** Start of Supplied records **

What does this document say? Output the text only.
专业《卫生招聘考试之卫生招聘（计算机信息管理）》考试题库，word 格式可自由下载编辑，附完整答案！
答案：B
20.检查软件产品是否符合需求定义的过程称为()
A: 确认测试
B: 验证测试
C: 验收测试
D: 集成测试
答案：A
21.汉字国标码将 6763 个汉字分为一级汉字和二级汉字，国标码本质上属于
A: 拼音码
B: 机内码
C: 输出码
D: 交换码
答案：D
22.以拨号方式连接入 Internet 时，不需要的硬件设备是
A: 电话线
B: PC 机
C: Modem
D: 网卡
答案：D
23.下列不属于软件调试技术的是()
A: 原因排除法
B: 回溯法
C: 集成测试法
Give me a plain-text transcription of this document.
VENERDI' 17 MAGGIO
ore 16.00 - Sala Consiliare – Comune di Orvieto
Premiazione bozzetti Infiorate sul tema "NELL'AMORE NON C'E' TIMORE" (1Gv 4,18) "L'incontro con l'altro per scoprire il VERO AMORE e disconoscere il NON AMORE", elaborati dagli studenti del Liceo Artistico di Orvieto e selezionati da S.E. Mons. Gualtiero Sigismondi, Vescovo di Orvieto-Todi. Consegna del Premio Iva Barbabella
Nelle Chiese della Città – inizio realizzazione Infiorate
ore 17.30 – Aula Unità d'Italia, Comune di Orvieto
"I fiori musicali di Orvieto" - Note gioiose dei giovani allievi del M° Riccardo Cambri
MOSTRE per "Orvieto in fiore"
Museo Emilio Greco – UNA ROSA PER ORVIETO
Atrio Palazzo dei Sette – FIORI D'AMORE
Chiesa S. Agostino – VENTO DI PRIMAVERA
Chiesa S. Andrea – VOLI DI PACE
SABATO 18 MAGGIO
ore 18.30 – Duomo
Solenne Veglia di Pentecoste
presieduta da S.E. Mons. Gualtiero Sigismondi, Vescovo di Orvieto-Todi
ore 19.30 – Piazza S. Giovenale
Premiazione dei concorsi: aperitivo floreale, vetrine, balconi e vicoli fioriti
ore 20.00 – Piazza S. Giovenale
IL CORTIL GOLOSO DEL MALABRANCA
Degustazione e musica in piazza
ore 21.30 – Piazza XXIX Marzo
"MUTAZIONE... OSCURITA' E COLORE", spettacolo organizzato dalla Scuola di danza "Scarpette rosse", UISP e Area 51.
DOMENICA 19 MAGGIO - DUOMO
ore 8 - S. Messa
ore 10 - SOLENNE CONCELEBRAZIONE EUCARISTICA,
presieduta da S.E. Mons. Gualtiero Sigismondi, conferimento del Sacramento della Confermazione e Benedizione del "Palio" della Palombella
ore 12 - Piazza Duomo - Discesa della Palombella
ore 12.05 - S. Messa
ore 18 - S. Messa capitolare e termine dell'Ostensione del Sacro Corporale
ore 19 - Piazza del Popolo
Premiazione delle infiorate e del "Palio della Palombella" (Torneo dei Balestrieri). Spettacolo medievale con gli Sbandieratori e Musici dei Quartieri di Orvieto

** End of Supplied records **

◆ What to work on ◆
Exactly reproduce every line of the data above.

◆ Correct answer ◆
What does this document say? Output the text only.
专业《卫生招聘考试之卫生招聘（计算机信息管理）》考试题库，word 格式可自由下载编辑，附完整答案！
答案：B
20.检查软件产品是否符合需求定义的过程称为()
A: 确认测试
B: 验证测试
C: 验收测试
D: 集成测试
答案：A
21.汉字国标码将 6763 个汉字分为一级汉字和二级汉字，国标码本质上属于
A: 拼音码
B: 机内码
C: 输出码
D: 交换码
答案：D
22.以拨号方式连接入 Internet 时，不需要的硬件设备是
A: 电话线
B: PC 机
C: Modem
D: 网卡
答案：D
23.下列不属于软件调试技术的是()
A: 原因排除法
B: 回溯法
C: 集成测试法
Give me a plain-text transcription of this document.
VENERDI' 17 MAGGIO
ore 16.00 - Sala Consiliare – Comune di Orvieto
Premiazione bozzetti Infiorate sul tema "NELL'AMORE NON C'E' TIMORE" (1Gv 4,18) "L'incontro con l'altro per scoprire il VERO AMORE e disconoscere il NON AMORE", elaborati dagli studenti del Liceo Artistico di Orvieto e selezionati da S.E. Mons. Gualtiero Sigismondi, Vescovo di Orvieto-Todi. Consegna del Premio Iva Barbabella
Nelle Chiese della Città – inizio realizzazione Infiorate
ore 17.30 – Aula Unità d'Italia, Comune di Orvieto
"I fiori musicali di Orvieto" - Note gioiose dei giovani allievi del M° Riccardo Cambri
MOSTRE per "Orvieto in fiore"
Museo Emilio Greco – UNA ROSA PER ORVIETO
Atrio Palazzo dei Sette – FIORI D'AMORE
Chiesa S. Agostino – VENTO DI PRIMAVERA
Chiesa S. Andrea – VOLI DI PACE
SABATO 18 MAGGIO
ore 18.30 – Duomo
Solenne Veglia di Pentecoste
presieduta da S.E. Mons. Gualtiero Sigismondi, Vescovo di Orvieto-Todi
ore 19.30 – Piazza S. Giovenale
Premiazione dei concorsi: aperitivo floreale, vetrine, balconi e vicoli fioriti
ore 20.00 – Piazza S. Giovenale
IL CORTIL GOLOSO DEL MALABRANCA
Degustazione e musica in piazza
ore 21.30 – Piazza XXIX Marzo
"MUTAZIONE... OSCURITA' E COLORE", spettacolo organizzato dalla Scuola di danza "Scarpette rosse", UISP e Area 51.
DOMENICA 19 MAGGIO - DUOMO
ore 8 - S. Messa
ore 10 - SOLENNE CONCELEBRAZIONE EUCARISTICA,
presieduta da S.E. Mons. Gualtiero Sigismondi, conferimento del Sacramento della Confermazione e Benedizione del "Palio" della Palombella
ore 12 - Piazza Duomo - Discesa della Palombella
ore 12.05 - S. Messa
ore 18 - S. Messa capitolare e termine dell'Ostensione del Sacro Corporale
ore 19 - Piazza del Popolo
Premiazione delle infiorate e del "Palio della Palombella" (Torneo dei Balestrieri). Spettacolo medievale con gli Sbandieratori e Musici dei Quartieri di Orvieto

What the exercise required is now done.